* _Challenge_: Look for the string "ELCB" in the lines and copy each line that has it.

--- The input ---

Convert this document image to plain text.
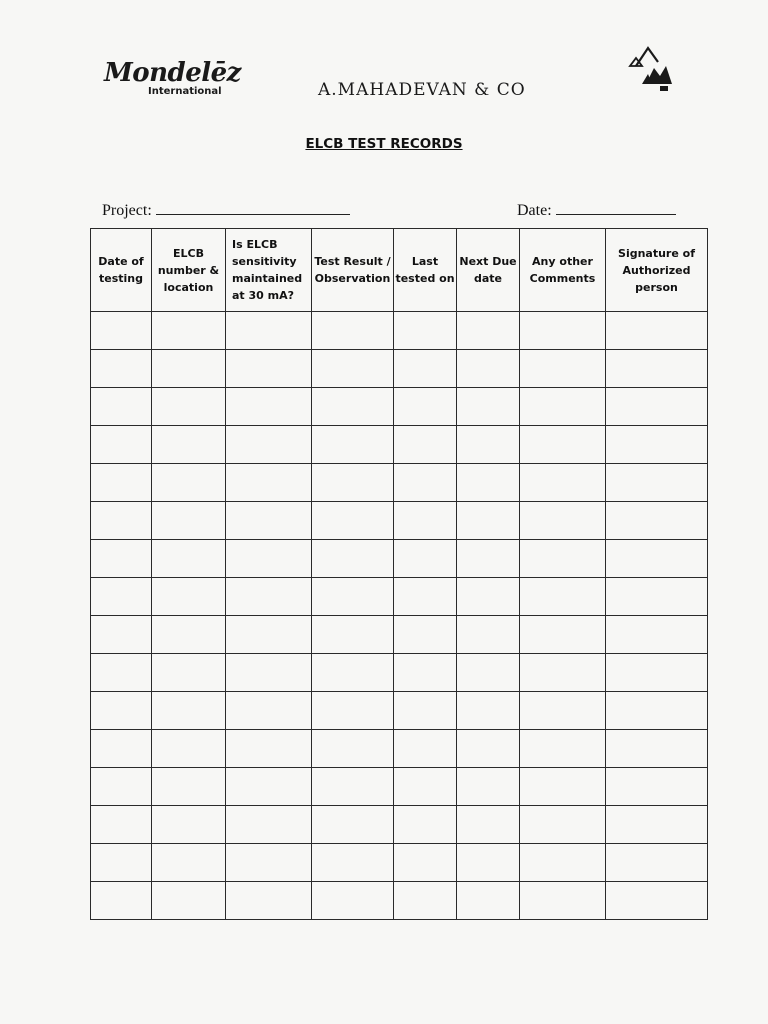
Mondelēz
International	A.MAHADEVAN & CO
ELCB TEST RECORDS
Project:	Date:
Date of testing	ELCB number & location	Is ELCB sensitivity maintained at 30 mA?	Test Result / Observation	Last tested on	Next Due date	Any other Comments	Signature of Authorized person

---

* _Exercise answer_:
ELCB TEST RECORDS
Date of testing	ELCB number & location	Is ELCB sensitivity maintained at 30 mA?	Test Result / Observation	Last tested on	Next Due date	Any other Comments	Signature of Authorized person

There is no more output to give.